Exercise materials:
::::::
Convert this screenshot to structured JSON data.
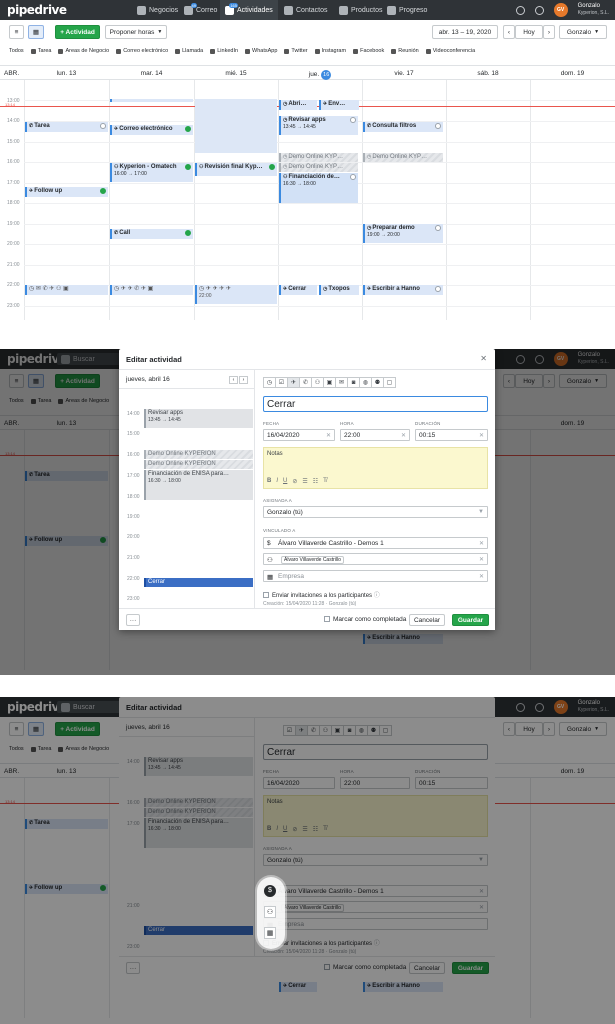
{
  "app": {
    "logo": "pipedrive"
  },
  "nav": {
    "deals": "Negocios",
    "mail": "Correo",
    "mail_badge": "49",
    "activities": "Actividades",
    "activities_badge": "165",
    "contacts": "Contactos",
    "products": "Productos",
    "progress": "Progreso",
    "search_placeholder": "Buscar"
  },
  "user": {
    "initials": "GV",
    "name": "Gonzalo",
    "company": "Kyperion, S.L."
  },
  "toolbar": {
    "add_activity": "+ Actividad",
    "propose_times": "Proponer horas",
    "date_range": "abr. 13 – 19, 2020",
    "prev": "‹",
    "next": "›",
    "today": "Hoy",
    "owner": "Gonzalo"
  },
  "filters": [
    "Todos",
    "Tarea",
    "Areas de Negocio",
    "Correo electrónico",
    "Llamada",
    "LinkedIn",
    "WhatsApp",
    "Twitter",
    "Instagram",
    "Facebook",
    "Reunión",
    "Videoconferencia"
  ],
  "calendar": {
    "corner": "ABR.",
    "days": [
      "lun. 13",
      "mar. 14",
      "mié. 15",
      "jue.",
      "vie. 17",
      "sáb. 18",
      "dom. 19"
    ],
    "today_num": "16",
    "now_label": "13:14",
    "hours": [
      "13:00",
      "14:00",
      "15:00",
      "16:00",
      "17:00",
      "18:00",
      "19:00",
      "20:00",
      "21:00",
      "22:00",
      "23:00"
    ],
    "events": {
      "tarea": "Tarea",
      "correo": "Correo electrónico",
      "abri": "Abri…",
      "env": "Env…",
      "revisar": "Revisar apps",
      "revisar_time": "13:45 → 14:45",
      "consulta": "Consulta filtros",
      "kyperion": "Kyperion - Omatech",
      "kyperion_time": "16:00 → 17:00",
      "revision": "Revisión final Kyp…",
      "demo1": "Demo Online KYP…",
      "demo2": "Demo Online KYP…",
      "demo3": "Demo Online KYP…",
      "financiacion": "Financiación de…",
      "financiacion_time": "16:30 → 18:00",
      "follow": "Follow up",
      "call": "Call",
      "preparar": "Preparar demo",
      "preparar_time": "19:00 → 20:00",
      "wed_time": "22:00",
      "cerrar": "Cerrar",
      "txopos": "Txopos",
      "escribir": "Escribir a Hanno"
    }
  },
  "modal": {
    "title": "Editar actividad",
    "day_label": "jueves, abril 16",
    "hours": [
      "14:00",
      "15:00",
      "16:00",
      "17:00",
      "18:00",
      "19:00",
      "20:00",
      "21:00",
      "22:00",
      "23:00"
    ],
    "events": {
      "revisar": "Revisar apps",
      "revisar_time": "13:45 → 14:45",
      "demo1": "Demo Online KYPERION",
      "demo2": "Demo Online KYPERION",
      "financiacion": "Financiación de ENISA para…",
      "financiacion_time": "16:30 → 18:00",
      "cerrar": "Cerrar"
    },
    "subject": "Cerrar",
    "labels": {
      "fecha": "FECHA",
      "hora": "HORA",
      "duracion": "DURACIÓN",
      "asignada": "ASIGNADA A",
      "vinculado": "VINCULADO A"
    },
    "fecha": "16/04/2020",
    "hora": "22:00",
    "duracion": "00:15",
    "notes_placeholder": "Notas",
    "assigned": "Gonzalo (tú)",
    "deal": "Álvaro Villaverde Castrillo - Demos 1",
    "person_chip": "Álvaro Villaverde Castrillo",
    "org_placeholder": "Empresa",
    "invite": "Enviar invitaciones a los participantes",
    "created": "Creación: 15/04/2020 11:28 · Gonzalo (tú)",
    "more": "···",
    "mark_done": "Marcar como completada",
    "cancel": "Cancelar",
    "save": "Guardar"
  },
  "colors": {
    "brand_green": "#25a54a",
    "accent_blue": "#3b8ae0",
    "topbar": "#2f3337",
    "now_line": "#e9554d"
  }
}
::::::
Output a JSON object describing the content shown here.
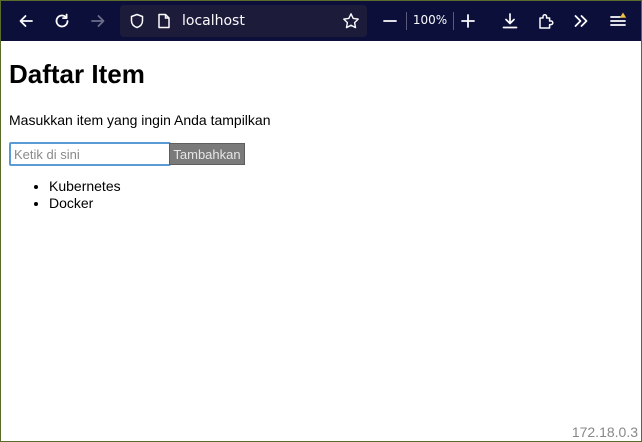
::::::
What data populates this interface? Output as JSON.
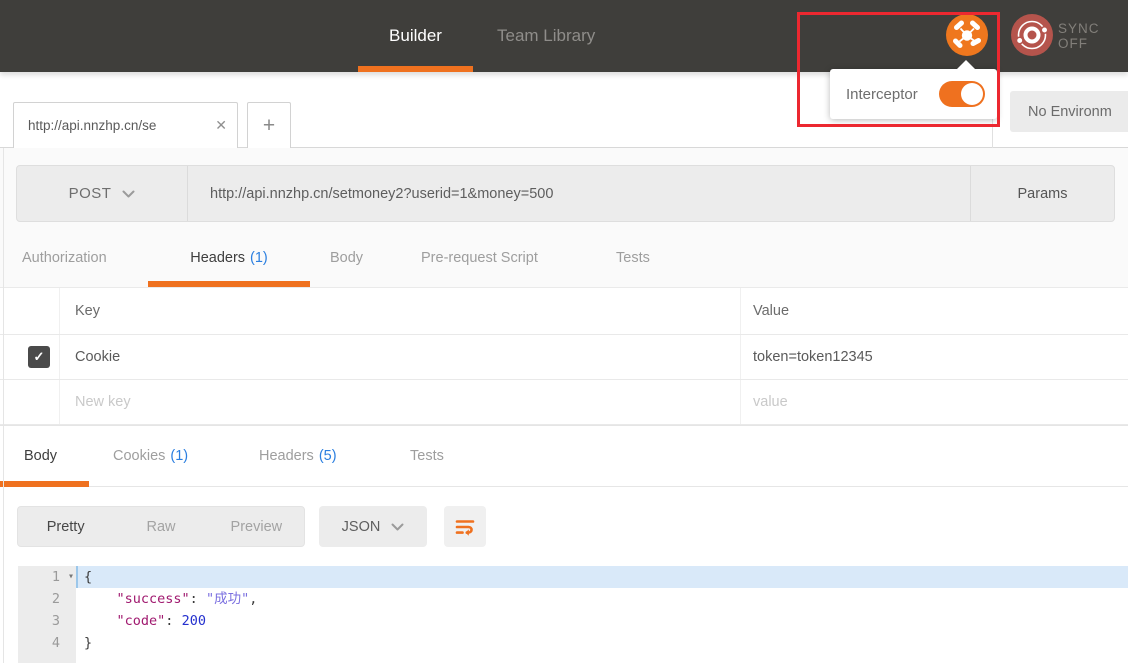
::::::
Exercise directions: Copy every line in the entries above that has the string "Output" in it.

Result of this task:
Output a JSON object describing the content shown here.
What data populates this interface? Output as JSON.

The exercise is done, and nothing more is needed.